[Items listed in a dataset]
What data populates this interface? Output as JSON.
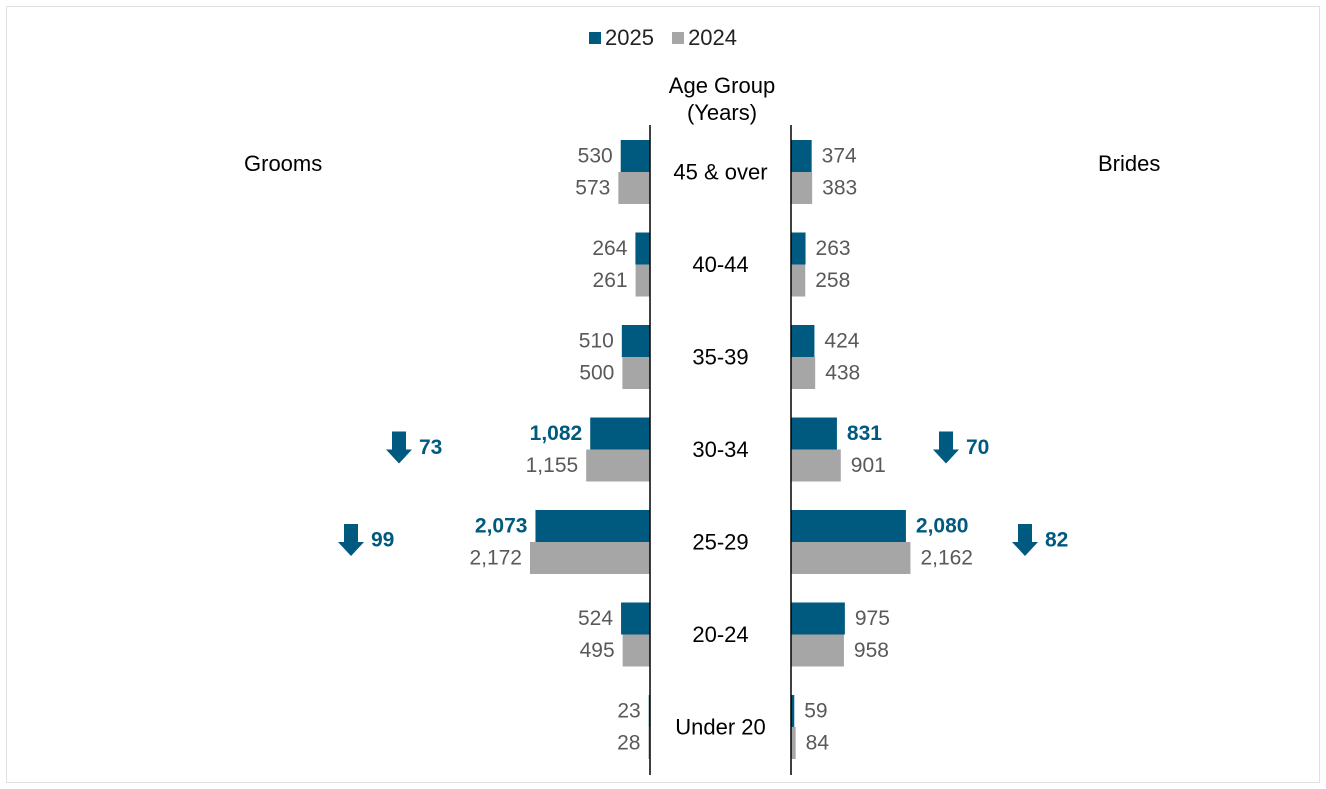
{
  "legend": {
    "items": [
      {
        "label": "2025",
        "color": "#005a7f"
      },
      {
        "label": "2024",
        "color": "#a6a6a6"
      }
    ]
  },
  "axis": {
    "title_line1": "Age Group",
    "title_line2": "(Years)"
  },
  "sides": {
    "left": "Grooms",
    "right": "Brides"
  },
  "chart_data": {
    "type": "bar",
    "orientation": "horizontal-butterfly",
    "categories": [
      "45 & over",
      "40-44",
      "35-39",
      "30-34",
      "25-29",
      "20-24",
      "Under 20"
    ],
    "grooms": {
      "2025": [
        530,
        264,
        510,
        1082,
        2073,
        524,
        23
      ],
      "2024": [
        573,
        261,
        500,
        1155,
        2172,
        495,
        28
      ],
      "labels_2025": [
        "530",
        "264",
        "510",
        "1,082",
        "2,073",
        "524",
        "23"
      ],
      "labels_2024": [
        "573",
        "261",
        "500",
        "1,155",
        "2,172",
        "495",
        "28"
      ]
    },
    "brides": {
      "2025": [
        374,
        263,
        424,
        831,
        2080,
        975,
        59
      ],
      "2024": [
        383,
        258,
        438,
        901,
        2162,
        958,
        84
      ],
      "labels_2025": [
        "374",
        "263",
        "424",
        "831",
        "2,080",
        "975",
        "59"
      ],
      "labels_2024": [
        "383",
        "258",
        "438",
        "901",
        "2,162",
        "958",
        "84"
      ]
    },
    "bold_2025_categories": [
      "30-34",
      "25-29"
    ],
    "annotations": [
      {
        "side": "grooms",
        "category": "30-34",
        "direction": "down",
        "value": "73"
      },
      {
        "side": "grooms",
        "category": "25-29",
        "direction": "down",
        "value": "99"
      },
      {
        "side": "brides",
        "category": "30-34",
        "direction": "down",
        "value": "70"
      },
      {
        "side": "brides",
        "category": "25-29",
        "direction": "down",
        "value": "82"
      }
    ],
    "colors": {
      "2025": "#005a7f",
      "2024": "#a6a6a6",
      "annotation": "#005a7f"
    }
  }
}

> Exercise
Using the records above, output their complete text exactly, minus any images.

> The answer
What data populates this interface? Output as JSON.
{
  "legend": {
    "items": [
      {
        "label": "2025",
        "color": "#005a7f"
      },
      {
        "label": "2024",
        "color": "#a6a6a6"
      }
    ]
  },
  "axis": {
    "title_line1": "Age Group",
    "title_line2": "(Years)"
  },
  "sides": {
    "left": "Grooms",
    "right": "Brides"
  },
  "chart_data": {
    "type": "bar",
    "orientation": "horizontal-butterfly",
    "categories": [
      "45 & over",
      "40-44",
      "35-39",
      "30-34",
      "25-29",
      "20-24",
      "Under 20"
    ],
    "grooms": {
      "2025": [
        530,
        264,
        510,
        1082,
        2073,
        524,
        23
      ],
      "2024": [
        573,
        261,
        500,
        1155,
        2172,
        495,
        28
      ],
      "labels_2025": [
        "530",
        "264",
        "510",
        "1,082",
        "2,073",
        "524",
        "23"
      ],
      "labels_2024": [
        "573",
        "261",
        "500",
        "1,155",
        "2,172",
        "495",
        "28"
      ]
    },
    "brides": {
      "2025": [
        374,
        263,
        424,
        831,
        2080,
        975,
        59
      ],
      "2024": [
        383,
        258,
        438,
        901,
        2162,
        958,
        84
      ],
      "labels_2025": [
        "374",
        "263",
        "424",
        "831",
        "2,080",
        "975",
        "59"
      ],
      "labels_2024": [
        "383",
        "258",
        "438",
        "901",
        "2,162",
        "958",
        "84"
      ]
    },
    "bold_2025_categories": [
      "30-34",
      "25-29"
    ],
    "annotations": [
      {
        "side": "grooms",
        "category": "30-34",
        "direction": "down",
        "value": "73"
      },
      {
        "side": "grooms",
        "category": "25-29",
        "direction": "down",
        "value": "99"
      },
      {
        "side": "brides",
        "category": "30-34",
        "direction": "down",
        "value": "70"
      },
      {
        "side": "brides",
        "category": "25-29",
        "direction": "down",
        "value": "82"
      }
    ],
    "colors": {
      "2025": "#005a7f",
      "2024": "#a6a6a6",
      "annotation": "#005a7f"
    }
  }
}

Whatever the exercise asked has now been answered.